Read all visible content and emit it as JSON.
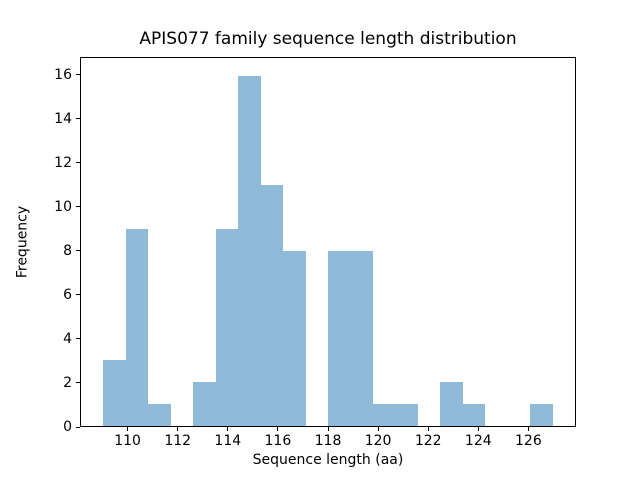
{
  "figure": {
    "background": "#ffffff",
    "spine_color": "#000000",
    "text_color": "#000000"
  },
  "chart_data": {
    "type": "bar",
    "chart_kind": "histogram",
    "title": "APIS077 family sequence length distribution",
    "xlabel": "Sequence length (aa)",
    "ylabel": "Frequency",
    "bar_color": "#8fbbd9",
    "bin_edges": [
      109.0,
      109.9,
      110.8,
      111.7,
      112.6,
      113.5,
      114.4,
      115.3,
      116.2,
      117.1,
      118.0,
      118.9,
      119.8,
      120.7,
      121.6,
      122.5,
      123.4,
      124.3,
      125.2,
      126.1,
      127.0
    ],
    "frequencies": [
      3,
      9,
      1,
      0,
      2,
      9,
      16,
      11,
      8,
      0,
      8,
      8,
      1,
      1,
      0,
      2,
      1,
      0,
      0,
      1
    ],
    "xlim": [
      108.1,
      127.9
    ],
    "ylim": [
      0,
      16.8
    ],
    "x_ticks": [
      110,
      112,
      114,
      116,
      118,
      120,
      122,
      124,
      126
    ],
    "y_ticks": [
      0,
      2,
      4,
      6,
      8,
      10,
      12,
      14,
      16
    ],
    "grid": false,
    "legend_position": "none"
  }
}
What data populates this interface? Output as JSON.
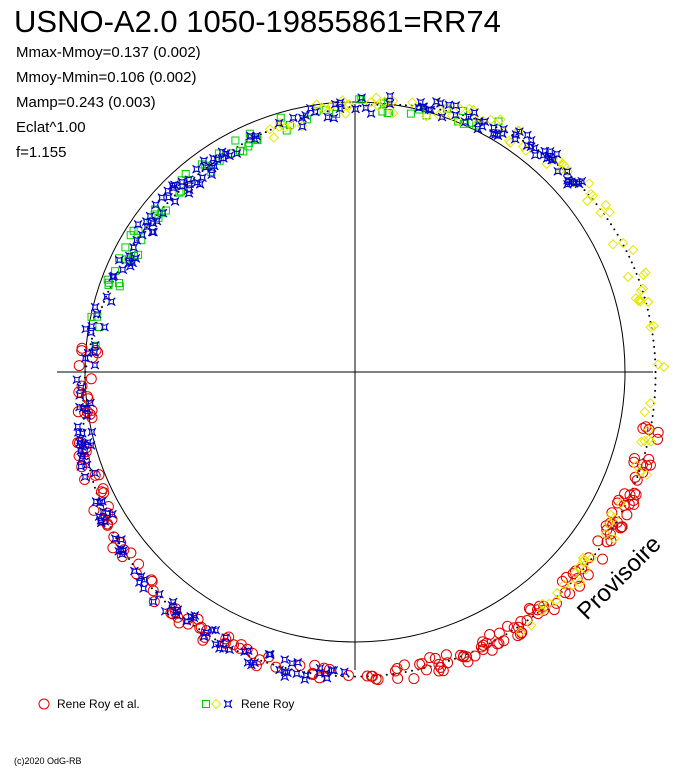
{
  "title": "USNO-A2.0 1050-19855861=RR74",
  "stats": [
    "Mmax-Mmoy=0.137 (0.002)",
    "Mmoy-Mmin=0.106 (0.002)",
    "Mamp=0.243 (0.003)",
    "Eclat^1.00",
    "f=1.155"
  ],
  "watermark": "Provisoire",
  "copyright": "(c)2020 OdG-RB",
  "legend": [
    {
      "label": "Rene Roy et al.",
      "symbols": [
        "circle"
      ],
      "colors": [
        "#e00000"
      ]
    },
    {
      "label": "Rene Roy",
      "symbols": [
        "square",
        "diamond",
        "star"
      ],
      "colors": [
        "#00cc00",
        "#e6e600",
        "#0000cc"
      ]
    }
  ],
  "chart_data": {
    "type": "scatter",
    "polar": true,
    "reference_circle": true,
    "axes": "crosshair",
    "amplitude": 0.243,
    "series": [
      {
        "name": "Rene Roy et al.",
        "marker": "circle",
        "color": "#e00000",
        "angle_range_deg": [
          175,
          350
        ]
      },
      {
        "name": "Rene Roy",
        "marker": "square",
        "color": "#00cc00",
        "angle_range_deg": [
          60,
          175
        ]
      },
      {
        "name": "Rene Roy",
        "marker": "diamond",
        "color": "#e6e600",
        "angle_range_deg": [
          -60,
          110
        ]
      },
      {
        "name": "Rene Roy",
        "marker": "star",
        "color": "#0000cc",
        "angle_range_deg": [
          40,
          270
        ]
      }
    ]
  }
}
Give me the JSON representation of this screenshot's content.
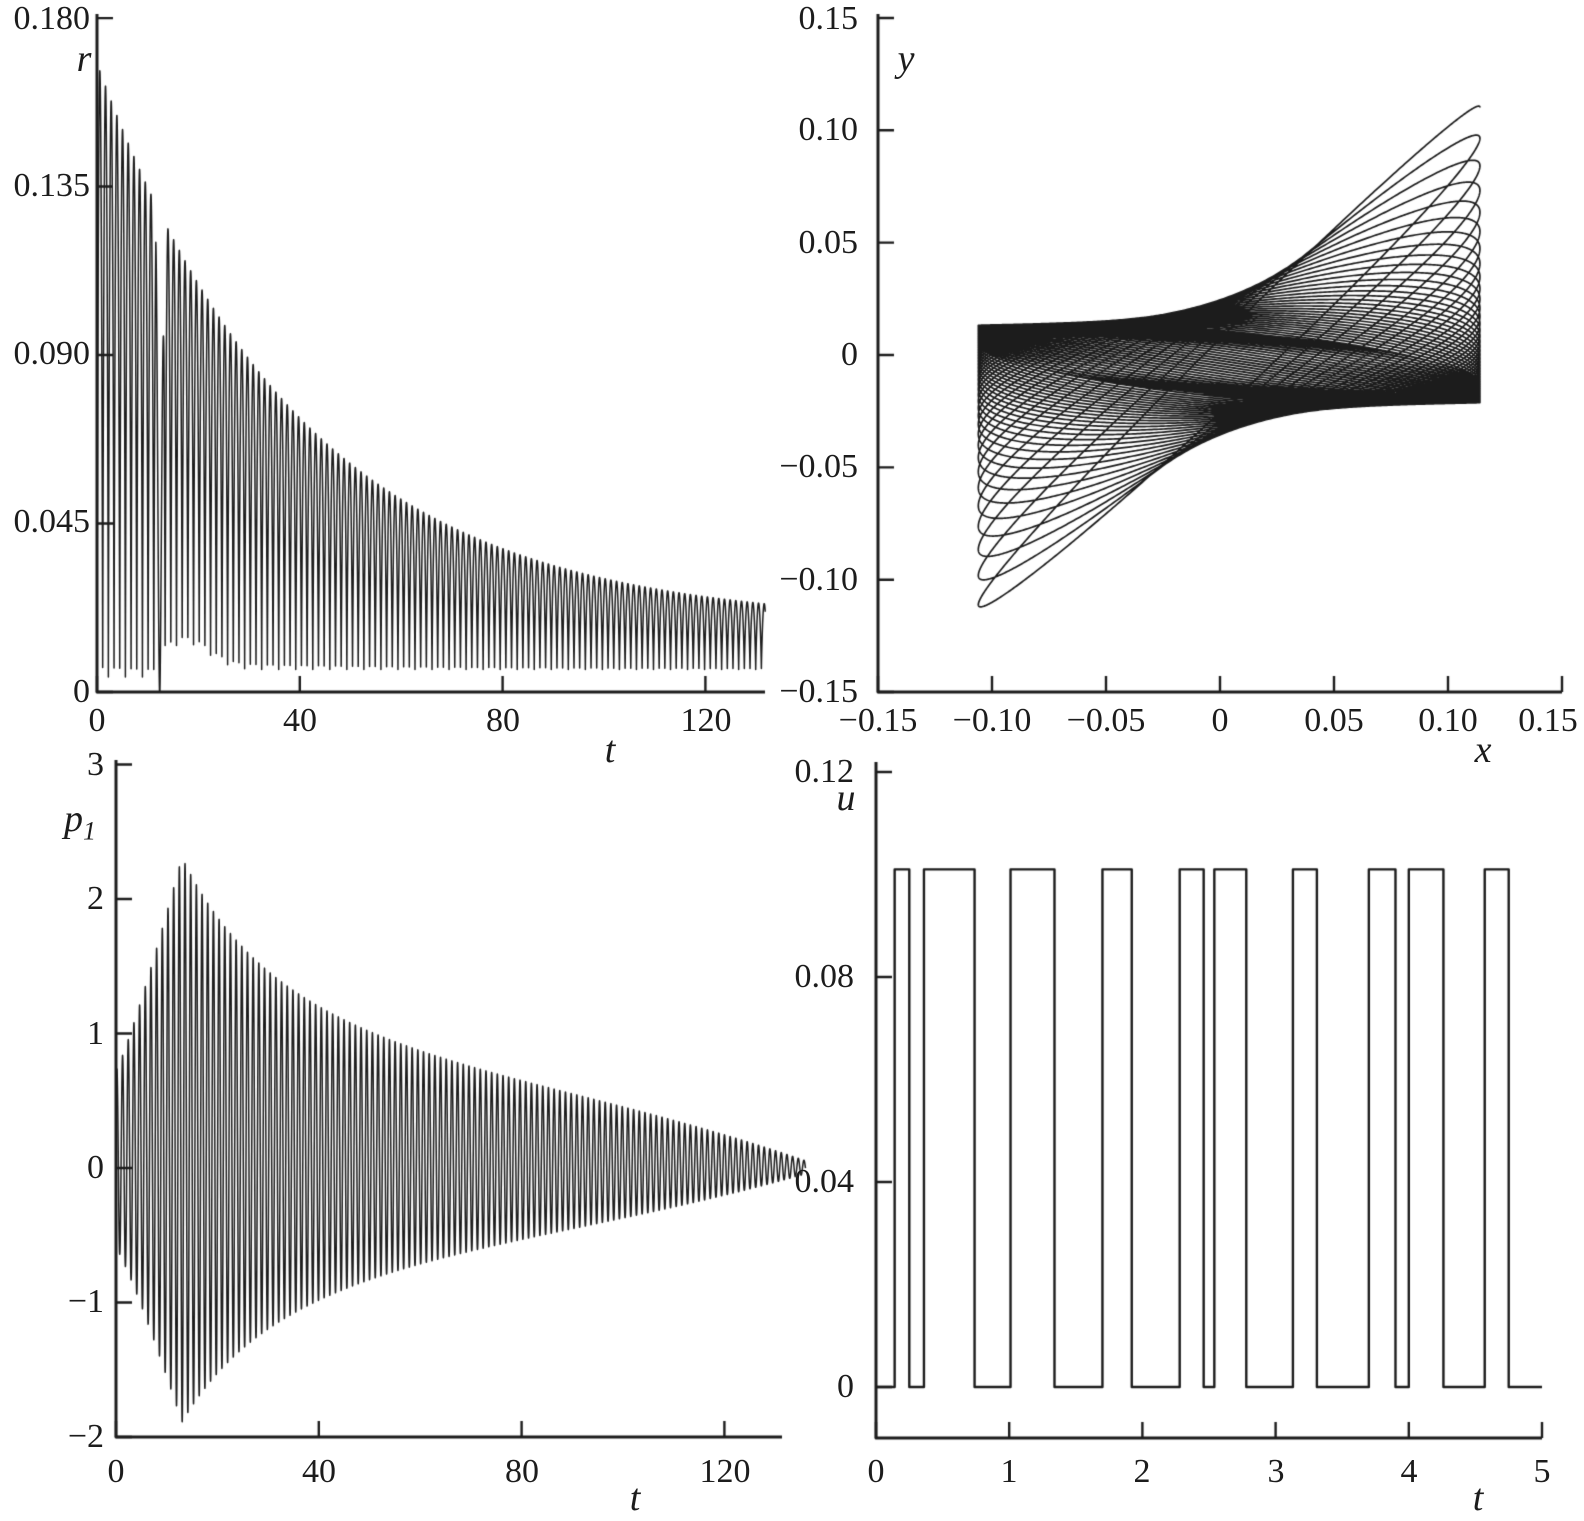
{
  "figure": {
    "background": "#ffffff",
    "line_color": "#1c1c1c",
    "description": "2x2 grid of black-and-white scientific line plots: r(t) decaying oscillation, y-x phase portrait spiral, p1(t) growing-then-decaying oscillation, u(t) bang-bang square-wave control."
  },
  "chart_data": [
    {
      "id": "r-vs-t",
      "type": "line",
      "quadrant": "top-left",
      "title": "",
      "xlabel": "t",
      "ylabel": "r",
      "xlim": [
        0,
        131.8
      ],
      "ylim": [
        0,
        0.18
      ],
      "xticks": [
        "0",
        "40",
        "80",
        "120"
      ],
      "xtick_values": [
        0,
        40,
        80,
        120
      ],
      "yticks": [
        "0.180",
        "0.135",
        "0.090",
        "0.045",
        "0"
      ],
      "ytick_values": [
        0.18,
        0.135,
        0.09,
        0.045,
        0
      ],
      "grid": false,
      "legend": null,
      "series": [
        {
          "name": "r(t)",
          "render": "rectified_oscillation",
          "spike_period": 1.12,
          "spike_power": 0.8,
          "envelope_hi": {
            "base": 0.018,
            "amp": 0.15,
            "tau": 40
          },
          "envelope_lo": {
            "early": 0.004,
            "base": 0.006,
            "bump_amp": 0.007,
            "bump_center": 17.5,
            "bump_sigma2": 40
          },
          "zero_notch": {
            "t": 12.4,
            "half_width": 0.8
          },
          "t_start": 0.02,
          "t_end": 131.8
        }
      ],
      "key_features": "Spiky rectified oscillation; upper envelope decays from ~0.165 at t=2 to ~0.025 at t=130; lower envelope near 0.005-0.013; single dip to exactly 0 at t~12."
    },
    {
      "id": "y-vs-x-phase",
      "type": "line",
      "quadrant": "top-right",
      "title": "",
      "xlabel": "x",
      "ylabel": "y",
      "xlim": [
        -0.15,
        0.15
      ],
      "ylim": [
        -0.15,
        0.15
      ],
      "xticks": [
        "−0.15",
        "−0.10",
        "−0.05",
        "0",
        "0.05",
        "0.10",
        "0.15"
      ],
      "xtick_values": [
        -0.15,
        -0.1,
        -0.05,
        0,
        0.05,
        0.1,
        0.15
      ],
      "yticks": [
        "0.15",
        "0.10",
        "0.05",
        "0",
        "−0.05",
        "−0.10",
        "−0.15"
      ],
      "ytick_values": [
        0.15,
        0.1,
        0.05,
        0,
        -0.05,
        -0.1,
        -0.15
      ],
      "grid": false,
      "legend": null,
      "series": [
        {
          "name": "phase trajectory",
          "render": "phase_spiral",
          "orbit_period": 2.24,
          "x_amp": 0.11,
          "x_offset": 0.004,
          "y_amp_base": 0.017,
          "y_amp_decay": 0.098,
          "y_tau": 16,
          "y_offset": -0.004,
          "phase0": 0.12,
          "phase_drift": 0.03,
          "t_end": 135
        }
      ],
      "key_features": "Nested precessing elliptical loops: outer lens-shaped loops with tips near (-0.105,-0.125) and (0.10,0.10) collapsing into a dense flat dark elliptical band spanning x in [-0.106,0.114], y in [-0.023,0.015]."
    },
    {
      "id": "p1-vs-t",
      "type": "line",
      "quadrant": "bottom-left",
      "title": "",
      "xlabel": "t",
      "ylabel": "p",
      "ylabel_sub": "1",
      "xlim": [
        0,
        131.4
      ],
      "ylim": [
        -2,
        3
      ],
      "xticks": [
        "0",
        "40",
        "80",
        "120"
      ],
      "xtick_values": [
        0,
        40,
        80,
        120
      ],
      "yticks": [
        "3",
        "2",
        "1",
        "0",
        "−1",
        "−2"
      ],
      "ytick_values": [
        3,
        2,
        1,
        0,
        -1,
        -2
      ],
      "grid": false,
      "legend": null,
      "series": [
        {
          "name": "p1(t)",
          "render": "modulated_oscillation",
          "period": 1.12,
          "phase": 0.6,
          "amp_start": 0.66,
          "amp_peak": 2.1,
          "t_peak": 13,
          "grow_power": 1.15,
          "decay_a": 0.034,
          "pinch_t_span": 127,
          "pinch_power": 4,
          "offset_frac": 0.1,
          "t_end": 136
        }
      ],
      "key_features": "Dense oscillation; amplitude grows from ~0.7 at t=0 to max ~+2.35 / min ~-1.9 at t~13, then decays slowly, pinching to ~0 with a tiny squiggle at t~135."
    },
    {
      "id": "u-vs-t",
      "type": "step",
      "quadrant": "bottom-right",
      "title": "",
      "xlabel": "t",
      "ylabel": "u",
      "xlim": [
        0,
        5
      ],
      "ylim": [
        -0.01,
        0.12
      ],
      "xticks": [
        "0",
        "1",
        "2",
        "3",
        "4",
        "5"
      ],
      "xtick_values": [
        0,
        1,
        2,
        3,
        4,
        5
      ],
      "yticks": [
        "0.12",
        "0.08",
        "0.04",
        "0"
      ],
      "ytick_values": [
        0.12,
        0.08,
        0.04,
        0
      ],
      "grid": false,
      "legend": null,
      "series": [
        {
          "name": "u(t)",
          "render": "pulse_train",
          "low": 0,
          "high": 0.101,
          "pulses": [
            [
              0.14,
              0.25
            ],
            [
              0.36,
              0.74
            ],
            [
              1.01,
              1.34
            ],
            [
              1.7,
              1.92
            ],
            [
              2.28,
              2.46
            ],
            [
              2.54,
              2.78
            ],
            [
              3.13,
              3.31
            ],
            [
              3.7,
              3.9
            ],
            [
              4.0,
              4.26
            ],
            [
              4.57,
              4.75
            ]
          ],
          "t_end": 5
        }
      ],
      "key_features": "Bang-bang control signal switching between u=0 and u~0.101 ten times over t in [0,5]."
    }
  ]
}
****************
Lines that hold the word "name" are the ones to return, every one of them.

# [SOLVED EXERCISE]
        "name": "Rene Roy et al.",
        "name": "Rene Roy",
        "name": "Rene Roy",
        "name": "Rene Roy",
          "name": "r(t)",
          "name": "phase trajectory",
          "name": "p1(t)",
          "name": "u(t)",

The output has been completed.